Locate the word "JSON" in the entries below, then gather every line that holds it.

** start of PROVIDED DATA **

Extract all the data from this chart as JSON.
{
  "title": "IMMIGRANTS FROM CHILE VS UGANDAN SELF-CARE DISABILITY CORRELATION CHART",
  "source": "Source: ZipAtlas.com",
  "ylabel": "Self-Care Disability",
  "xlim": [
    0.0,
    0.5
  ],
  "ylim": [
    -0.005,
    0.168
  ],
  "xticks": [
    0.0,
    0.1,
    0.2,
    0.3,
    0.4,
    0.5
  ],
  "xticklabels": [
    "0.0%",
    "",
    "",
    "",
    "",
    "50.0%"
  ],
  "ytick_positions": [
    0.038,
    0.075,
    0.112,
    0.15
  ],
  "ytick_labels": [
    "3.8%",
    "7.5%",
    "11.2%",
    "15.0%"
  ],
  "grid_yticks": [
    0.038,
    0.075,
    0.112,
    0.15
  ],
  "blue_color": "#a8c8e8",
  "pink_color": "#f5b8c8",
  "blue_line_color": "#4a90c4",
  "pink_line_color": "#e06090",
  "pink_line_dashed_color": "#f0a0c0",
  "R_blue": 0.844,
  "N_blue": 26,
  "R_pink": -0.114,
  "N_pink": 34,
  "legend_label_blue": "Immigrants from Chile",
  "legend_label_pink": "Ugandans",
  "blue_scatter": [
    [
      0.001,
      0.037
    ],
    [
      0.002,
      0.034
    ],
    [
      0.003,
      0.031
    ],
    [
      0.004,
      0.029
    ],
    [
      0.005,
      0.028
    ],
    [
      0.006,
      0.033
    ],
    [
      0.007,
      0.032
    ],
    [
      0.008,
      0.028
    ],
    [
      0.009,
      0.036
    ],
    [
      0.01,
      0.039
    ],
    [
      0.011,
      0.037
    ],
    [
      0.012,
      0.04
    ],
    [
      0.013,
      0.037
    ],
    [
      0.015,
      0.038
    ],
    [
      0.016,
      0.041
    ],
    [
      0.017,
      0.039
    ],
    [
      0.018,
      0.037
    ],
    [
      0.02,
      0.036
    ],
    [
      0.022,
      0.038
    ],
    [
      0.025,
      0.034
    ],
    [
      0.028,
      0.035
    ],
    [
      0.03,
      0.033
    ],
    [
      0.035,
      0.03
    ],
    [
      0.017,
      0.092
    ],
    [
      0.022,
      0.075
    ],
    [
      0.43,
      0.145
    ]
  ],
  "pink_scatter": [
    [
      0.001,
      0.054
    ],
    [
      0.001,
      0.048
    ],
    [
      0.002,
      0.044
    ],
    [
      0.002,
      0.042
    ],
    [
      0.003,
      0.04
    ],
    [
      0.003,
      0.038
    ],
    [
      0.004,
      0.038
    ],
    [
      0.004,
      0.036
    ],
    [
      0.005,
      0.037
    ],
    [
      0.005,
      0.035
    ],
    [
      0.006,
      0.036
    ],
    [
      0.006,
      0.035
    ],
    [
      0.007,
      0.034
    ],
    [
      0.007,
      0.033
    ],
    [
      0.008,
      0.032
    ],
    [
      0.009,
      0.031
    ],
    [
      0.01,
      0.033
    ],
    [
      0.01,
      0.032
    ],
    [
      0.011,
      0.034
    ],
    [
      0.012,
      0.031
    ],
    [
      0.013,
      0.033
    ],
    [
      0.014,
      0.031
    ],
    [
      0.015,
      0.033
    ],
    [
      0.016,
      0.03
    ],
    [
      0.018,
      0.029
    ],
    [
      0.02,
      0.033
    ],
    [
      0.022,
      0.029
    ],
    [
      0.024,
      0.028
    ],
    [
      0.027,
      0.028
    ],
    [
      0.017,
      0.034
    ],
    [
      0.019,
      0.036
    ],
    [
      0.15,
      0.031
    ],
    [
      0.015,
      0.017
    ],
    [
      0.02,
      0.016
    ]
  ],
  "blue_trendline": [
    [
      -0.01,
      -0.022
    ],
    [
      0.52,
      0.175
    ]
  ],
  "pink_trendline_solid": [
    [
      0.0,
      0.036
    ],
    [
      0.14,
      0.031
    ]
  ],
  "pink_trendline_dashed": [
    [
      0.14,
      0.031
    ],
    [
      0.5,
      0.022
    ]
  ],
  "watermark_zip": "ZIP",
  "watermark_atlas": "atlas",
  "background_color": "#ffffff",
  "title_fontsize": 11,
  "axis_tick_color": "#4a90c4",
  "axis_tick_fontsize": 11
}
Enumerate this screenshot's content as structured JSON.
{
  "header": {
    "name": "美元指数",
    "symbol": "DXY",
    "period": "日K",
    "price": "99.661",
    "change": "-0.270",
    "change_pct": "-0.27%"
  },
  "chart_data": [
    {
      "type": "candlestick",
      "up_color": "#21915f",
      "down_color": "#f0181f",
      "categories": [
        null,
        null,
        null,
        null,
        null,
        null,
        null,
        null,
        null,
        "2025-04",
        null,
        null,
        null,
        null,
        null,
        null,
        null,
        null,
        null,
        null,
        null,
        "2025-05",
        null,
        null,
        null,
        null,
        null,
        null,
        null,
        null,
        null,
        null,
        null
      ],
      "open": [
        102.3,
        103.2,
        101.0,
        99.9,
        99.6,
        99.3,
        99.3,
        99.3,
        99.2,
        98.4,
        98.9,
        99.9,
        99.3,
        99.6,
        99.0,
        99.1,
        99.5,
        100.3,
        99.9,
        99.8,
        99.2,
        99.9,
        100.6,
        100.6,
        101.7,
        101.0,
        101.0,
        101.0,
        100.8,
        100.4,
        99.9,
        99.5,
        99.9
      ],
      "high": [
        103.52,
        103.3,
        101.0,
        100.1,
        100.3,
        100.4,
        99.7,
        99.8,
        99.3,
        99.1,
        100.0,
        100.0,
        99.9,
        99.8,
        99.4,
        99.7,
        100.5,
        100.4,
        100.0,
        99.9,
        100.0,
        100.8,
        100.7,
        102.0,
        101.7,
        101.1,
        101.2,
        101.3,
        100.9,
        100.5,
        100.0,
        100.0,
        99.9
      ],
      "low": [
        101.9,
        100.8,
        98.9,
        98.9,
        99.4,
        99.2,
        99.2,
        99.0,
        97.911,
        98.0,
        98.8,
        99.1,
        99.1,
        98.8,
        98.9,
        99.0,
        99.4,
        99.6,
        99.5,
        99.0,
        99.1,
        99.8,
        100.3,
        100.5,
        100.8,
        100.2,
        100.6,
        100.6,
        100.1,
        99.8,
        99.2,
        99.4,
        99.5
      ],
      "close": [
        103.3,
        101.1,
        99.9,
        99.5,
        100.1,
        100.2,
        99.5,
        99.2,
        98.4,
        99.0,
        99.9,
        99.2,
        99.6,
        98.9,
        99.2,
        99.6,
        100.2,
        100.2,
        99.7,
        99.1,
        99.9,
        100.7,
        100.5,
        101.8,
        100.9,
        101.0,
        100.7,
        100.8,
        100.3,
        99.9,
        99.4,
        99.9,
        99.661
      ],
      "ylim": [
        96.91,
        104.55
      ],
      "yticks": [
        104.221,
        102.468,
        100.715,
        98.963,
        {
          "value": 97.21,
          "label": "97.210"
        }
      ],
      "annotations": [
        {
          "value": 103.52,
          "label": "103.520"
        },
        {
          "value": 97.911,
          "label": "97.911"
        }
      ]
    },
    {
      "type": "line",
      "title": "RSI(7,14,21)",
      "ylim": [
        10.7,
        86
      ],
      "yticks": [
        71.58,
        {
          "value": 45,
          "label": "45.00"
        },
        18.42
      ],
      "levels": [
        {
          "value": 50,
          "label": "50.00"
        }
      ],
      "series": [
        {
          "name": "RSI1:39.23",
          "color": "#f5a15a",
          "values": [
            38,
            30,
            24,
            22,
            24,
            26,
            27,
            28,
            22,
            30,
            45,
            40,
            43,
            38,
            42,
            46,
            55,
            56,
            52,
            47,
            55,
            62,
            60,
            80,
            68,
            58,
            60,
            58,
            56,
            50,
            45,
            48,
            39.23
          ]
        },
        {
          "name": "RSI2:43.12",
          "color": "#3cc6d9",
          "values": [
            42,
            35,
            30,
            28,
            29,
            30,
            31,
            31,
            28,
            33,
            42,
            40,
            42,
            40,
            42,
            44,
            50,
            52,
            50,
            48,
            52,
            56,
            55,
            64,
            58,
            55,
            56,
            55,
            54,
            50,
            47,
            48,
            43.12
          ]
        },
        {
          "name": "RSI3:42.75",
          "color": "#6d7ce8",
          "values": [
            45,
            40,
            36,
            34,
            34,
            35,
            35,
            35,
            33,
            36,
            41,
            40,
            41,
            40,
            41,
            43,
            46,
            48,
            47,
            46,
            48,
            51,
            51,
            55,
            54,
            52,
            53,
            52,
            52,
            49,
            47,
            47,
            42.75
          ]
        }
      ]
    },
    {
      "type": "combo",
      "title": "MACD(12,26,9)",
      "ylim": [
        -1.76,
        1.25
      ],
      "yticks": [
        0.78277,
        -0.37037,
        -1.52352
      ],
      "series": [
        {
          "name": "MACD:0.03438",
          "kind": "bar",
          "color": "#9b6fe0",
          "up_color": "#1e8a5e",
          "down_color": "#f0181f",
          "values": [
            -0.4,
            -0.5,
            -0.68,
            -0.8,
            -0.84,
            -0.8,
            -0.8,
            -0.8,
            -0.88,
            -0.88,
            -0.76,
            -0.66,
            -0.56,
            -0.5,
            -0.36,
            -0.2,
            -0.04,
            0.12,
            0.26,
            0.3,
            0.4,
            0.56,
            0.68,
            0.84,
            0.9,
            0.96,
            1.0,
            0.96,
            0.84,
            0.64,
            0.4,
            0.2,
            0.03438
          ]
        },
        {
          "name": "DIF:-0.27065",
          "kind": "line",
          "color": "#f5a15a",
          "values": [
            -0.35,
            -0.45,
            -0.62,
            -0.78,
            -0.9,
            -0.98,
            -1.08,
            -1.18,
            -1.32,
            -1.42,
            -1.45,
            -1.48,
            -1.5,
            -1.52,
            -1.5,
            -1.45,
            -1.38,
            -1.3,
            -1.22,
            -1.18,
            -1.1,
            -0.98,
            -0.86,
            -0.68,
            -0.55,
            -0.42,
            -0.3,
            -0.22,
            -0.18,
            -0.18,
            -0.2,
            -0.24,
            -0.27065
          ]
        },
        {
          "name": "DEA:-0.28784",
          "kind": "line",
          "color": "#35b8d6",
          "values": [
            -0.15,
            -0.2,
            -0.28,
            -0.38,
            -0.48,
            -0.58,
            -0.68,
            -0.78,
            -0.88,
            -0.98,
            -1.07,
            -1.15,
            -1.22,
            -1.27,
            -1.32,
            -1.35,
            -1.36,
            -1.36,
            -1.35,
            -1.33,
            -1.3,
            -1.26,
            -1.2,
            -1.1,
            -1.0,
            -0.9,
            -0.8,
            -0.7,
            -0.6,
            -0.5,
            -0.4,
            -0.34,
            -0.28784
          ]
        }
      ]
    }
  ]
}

** end of PROVIDED DATA **

**SOLVED PROBLEM**
Extract all the data from this chart as JSON.
Enumerate this screenshot's content as structured JSON.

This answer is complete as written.